> _Short exercise_: Find each line in the following listing that has the string "screenshot", then state the count and nothing else.
------------------------------------
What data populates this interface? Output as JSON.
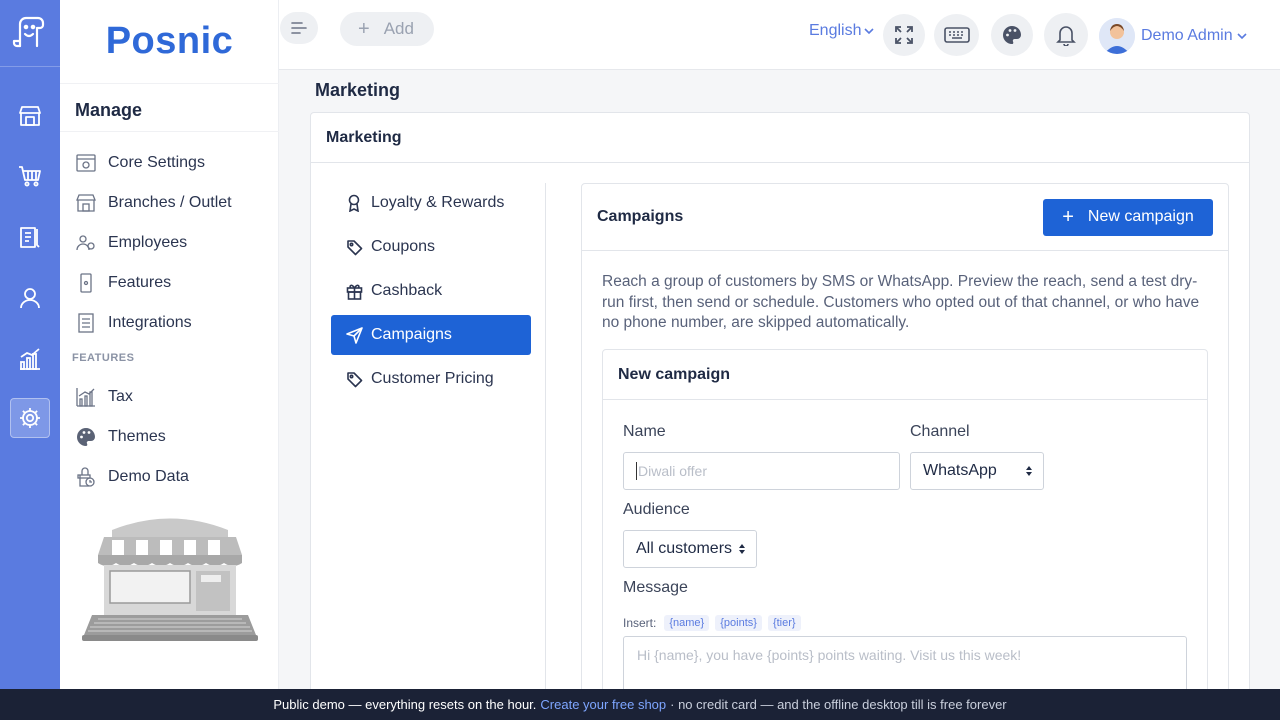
{
  "app": {
    "brand": "Posnic"
  },
  "iconbar": {
    "logo_icon": "app-logo-icon",
    "items": [
      {
        "icon": "store-icon"
      },
      {
        "icon": "cart-icon"
      },
      {
        "icon": "clipboard-icon"
      },
      {
        "icon": "user-icon"
      },
      {
        "icon": "chart-icon"
      },
      {
        "icon": "gear-icon",
        "active": true
      }
    ]
  },
  "sidebar": {
    "section_title": "Manage",
    "items": [
      {
        "label": "Core Settings",
        "icon": "settings-panel-icon"
      },
      {
        "label": "Branches / Outlet",
        "icon": "store-icon"
      },
      {
        "label": "Employees",
        "icon": "employees-icon"
      },
      {
        "label": "Features",
        "icon": "phone-icon"
      },
      {
        "label": "Integrations",
        "icon": "list-icon"
      }
    ],
    "features_label": "FEATURES",
    "feature_items": [
      {
        "label": "Tax",
        "icon": "tax-chart-icon"
      },
      {
        "label": "Themes",
        "icon": "palette-icon"
      },
      {
        "label": "Demo Data",
        "icon": "demo-data-icon"
      }
    ]
  },
  "topbar": {
    "add_label": "Add",
    "language": "English",
    "user_name": "Demo Admin"
  },
  "page": {
    "title": "Marketing"
  },
  "card": {
    "title": "Marketing"
  },
  "subnav": [
    {
      "label": "Loyalty & Rewards",
      "icon": "award-icon"
    },
    {
      "label": "Coupons",
      "icon": "tag-icon"
    },
    {
      "label": "Cashback",
      "icon": "gift-icon"
    },
    {
      "label": "Campaigns",
      "icon": "send-icon",
      "active": true
    },
    {
      "label": "Customer Pricing",
      "icon": "tag-icon"
    }
  ],
  "campaigns": {
    "title": "Campaigns",
    "new_button": "New campaign",
    "description": "Reach a group of customers by SMS or WhatsApp. Preview the reach, send a test dry-run first, then send or schedule. Customers who opted out of that channel, or who have no phone number, are skipped automatically.",
    "form": {
      "title": "New campaign",
      "name_label": "Name",
      "name_placeholder": "Diwali offer",
      "channel_label": "Channel",
      "channel_value": "WhatsApp",
      "audience_label": "Audience",
      "audience_value": "All customers",
      "message_label": "Message",
      "insert_label": "Insert:",
      "tags": [
        "{name}",
        "{points}",
        "{tier}"
      ],
      "message_placeholder": "Hi {name}, you have {points} points waiting. Visit us this week!"
    }
  },
  "footer": {
    "text": "Public demo — everything resets on the hour.",
    "link": "Create your free shop",
    "rest": "· no credit card — and the offline desktop till is free forever"
  },
  "colors": {
    "accent": "#1e63d6",
    "iconbar": "#5a7be0",
    "footer": "#1b2236"
  }
}
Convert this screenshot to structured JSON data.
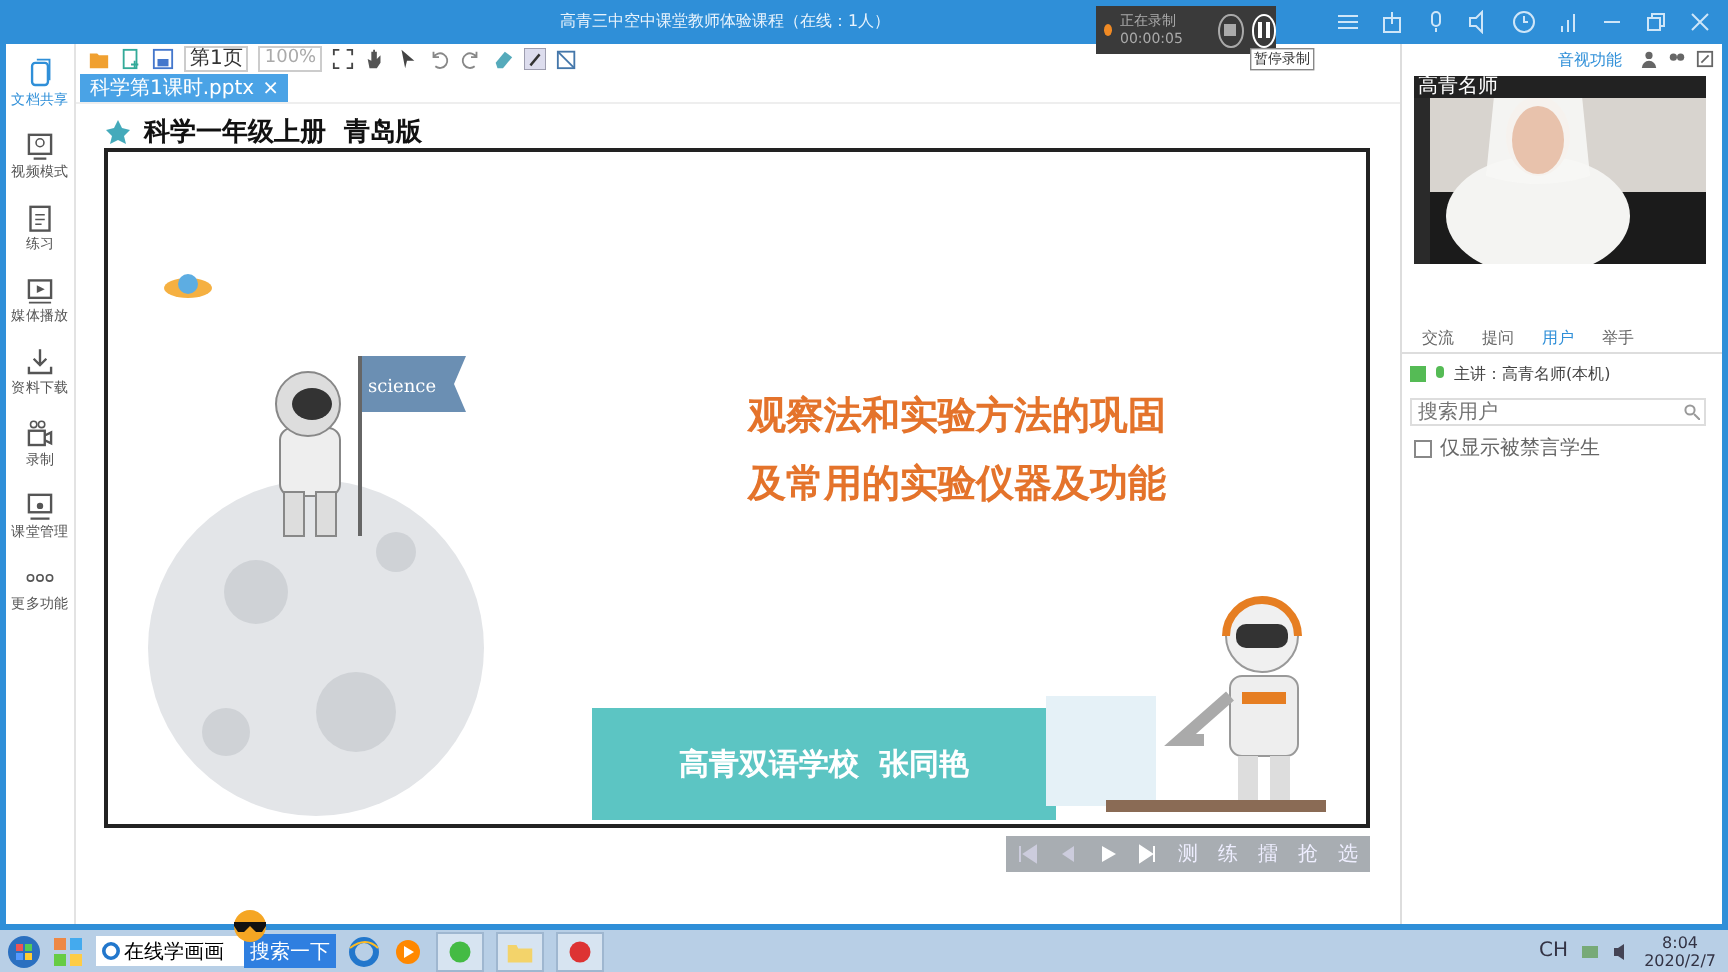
{
  "window": {
    "title": "高青三中空中课堂教师体验课程（在线：1人）"
  },
  "recording": {
    "status": "正在录制",
    "time": "00:00:05",
    "tooltip": "暂停录制"
  },
  "sidebar": {
    "items": [
      {
        "label": "文档共享",
        "selected": true
      },
      {
        "label": "视频模式",
        "selected": false
      },
      {
        "label": "练习",
        "selected": false
      },
      {
        "label": "媒体播放",
        "selected": false
      },
      {
        "label": "资料下载",
        "selected": false
      },
      {
        "label": "录制",
        "selected": false
      },
      {
        "label": "课堂管理",
        "selected": false
      },
      {
        "label": "更多功能",
        "selected": false
      }
    ]
  },
  "toolbar": {
    "page": "第1页",
    "zoom": "100%"
  },
  "doc_tabs": [
    {
      "label": "科学第1课时.pptx",
      "close": "×",
      "selected": true
    }
  ],
  "slide": {
    "heading": "科学一年级上册  青岛版",
    "flag_text": "science",
    "title_lines": [
      "观察法和实验方法的巩固",
      "及常用的实验仪器及功能"
    ],
    "banner": "高青双语学校  张同艳"
  },
  "player": {
    "buttons": [
      "测",
      "练",
      "擂",
      "抢",
      "选"
    ]
  },
  "right_panel": {
    "link": "音视功能",
    "video_label": "高青名师",
    "tabs": [
      {
        "label": "交流",
        "selected": false
      },
      {
        "label": "提问",
        "selected": false
      },
      {
        "label": "用户",
        "selected": true
      },
      {
        "label": "举手",
        "selected": false
      }
    ],
    "user": "主讲：高青名师(本机)",
    "search": {
      "placeholder": "搜索用户"
    },
    "filter": {
      "label": "仅显示被禁言学生",
      "checked": false
    }
  },
  "taskbar": {
    "search": {
      "value": "在线学画画"
    },
    "search_button": "搜索一下",
    "lang": "CH",
    "time": "8:04",
    "date": "2020/2/7"
  }
}
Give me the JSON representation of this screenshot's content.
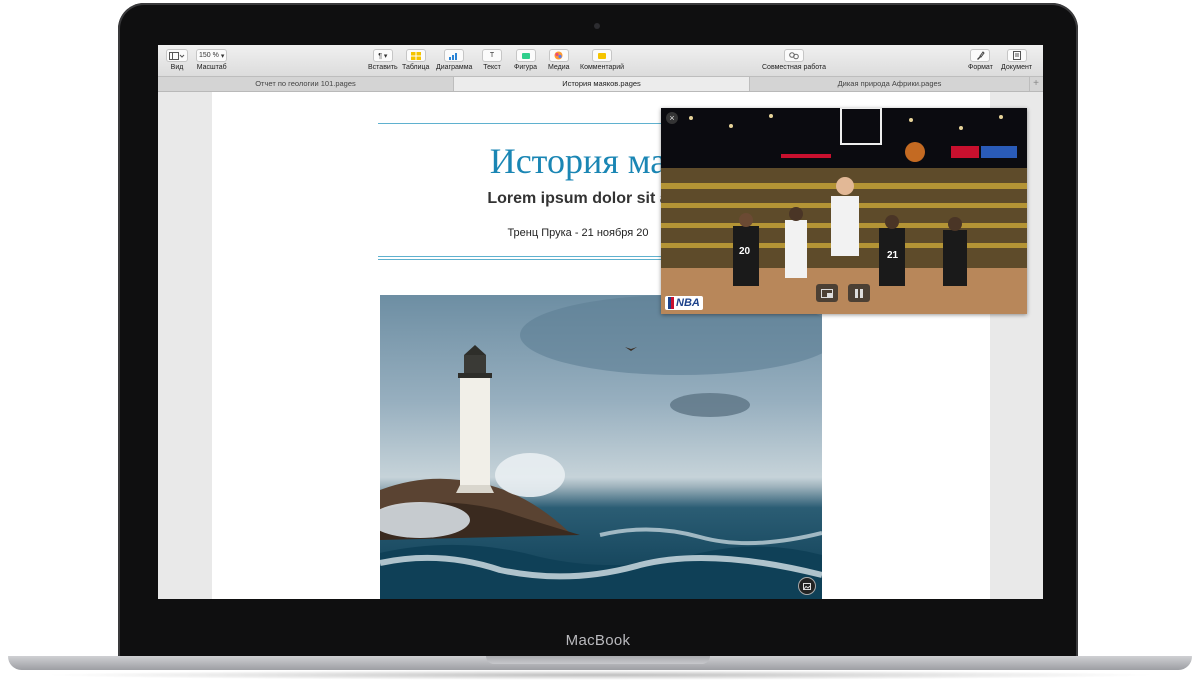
{
  "device": {
    "brand": "MacBook"
  },
  "toolbar": {
    "view_label": "Вид",
    "zoom_value": "150 %",
    "zoom_label": "Масштаб",
    "insert_label": "Вставить",
    "table_label": "Таблица",
    "chart_label": "Диаграмма",
    "text_label": "Текст",
    "shape_label": "Фигура",
    "media_label": "Медиа",
    "comment_label": "Комментарий",
    "collab_label": "Совместная работа",
    "format_label": "Формат",
    "document_label": "Документ"
  },
  "tabs": [
    {
      "label": "Отчет по геологии 101.pages"
    },
    {
      "label": "История маяков.pages"
    },
    {
      "label": "Дикая природа Африки.pages"
    }
  ],
  "document": {
    "title": "История ма",
    "subtitle": "Lorem ipsum dolor sit a",
    "author_line": "Тренц Прука - 21 ноября 20"
  },
  "video": {
    "logo": "NBA",
    "jerseys": [
      "20",
      "21"
    ],
    "controls": [
      "close-icon",
      "pip-return-icon",
      "pause-icon"
    ]
  },
  "colors": {
    "accent": "#1a86b4",
    "rule": "#5fb1cf"
  }
}
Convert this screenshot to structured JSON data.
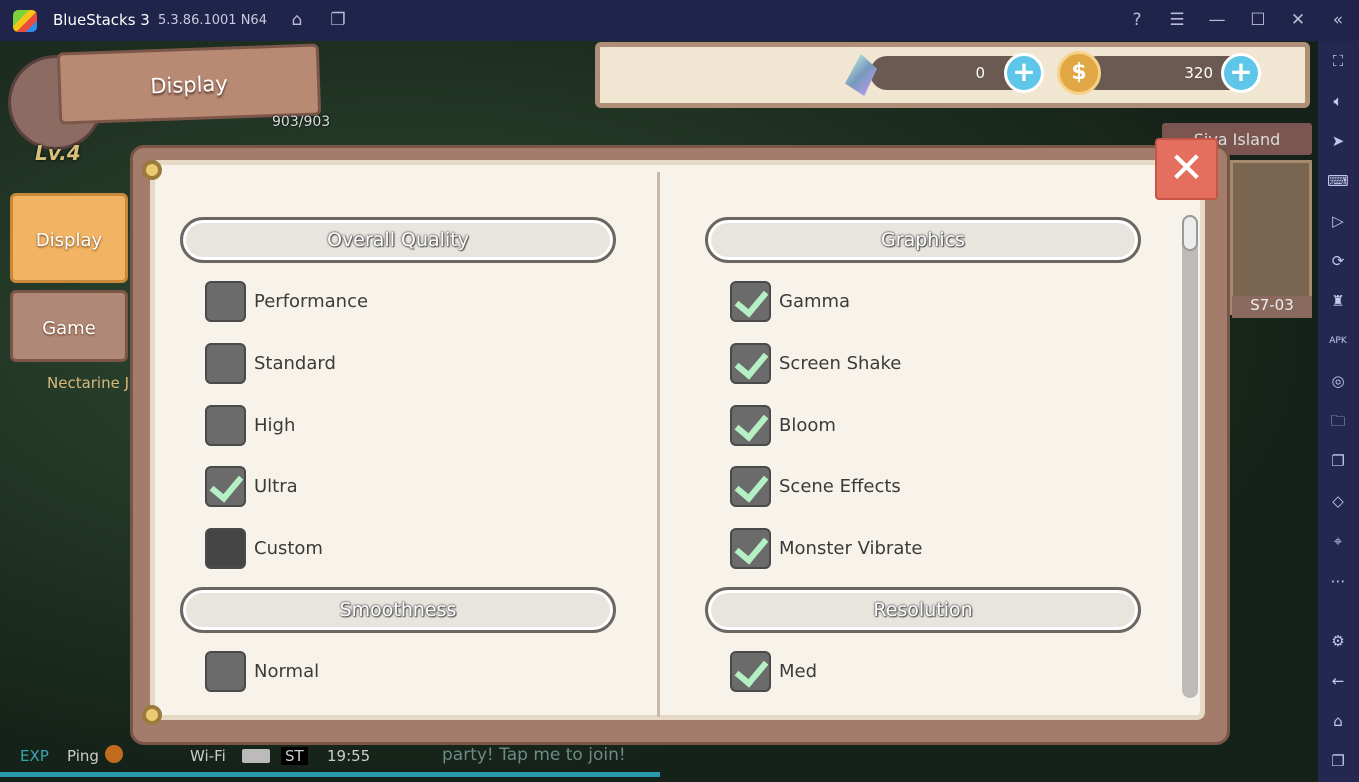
{
  "titlebar": {
    "app": "BlueStacks 3",
    "version": "5.3.86.1001 N64",
    "icons": [
      "home-icon",
      "multi-instance-icon",
      "help-icon",
      "menu-icon",
      "minimize-icon",
      "maximize-icon",
      "close-icon",
      "collapse-icon"
    ]
  },
  "sidebar": {
    "icons": [
      "fullscreen-icon",
      "volume-icon",
      "pointer-icon",
      "keyboard-icon",
      "macro-icon",
      "rotate-icon",
      "shake-icon",
      "apk-icon",
      "screenshot-icon",
      "folder-icon",
      "multi-window-icon",
      "eraser-icon",
      "location-icon",
      "more-icon",
      "settings-icon",
      "back-icon",
      "home-icon",
      "recents-icon"
    ]
  },
  "hud": {
    "sign_title": "Display",
    "level": "Lv.4",
    "hp": "903/903",
    "gems": "0",
    "coins": "320",
    "island": "Siva Island",
    "stage": "S7-03",
    "npc": "Nectarine Je"
  },
  "tabs": [
    {
      "label": "Display",
      "active": true
    },
    {
      "label": "Game",
      "active": false
    }
  ],
  "left": {
    "quality_header": "Overall Quality",
    "quality": [
      {
        "label": "Performance",
        "checked": false
      },
      {
        "label": "Standard",
        "checked": false
      },
      {
        "label": "High",
        "checked": false
      },
      {
        "label": "Ultra",
        "checked": true
      },
      {
        "label": "Custom",
        "checked": false
      }
    ],
    "smooth_header": "Smoothness",
    "smooth": [
      {
        "label": "Normal",
        "checked": false
      }
    ]
  },
  "right": {
    "graphics_header": "Graphics",
    "graphics": [
      {
        "label": "Gamma",
        "checked": true
      },
      {
        "label": "Screen Shake",
        "checked": true
      },
      {
        "label": "Bloom",
        "checked": true
      },
      {
        "label": "Scene Effects",
        "checked": true
      },
      {
        "label": "Monster Vibrate",
        "checked": true
      }
    ],
    "res_header": "Resolution",
    "res": [
      {
        "label": "Med",
        "checked": true
      }
    ]
  },
  "status": {
    "exp": "EXP",
    "ping": "Ping",
    "wifi": "Wi-Fi",
    "st": "ST",
    "time": "19:55",
    "chat": "party! Tap me to join!"
  },
  "colors": {
    "titlebar": "#21244a",
    "sidebar": "#242851",
    "tab_active": "#f2b462",
    "close": "#e56f5f"
  }
}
------------------------------------
> _Solved exercise_: 4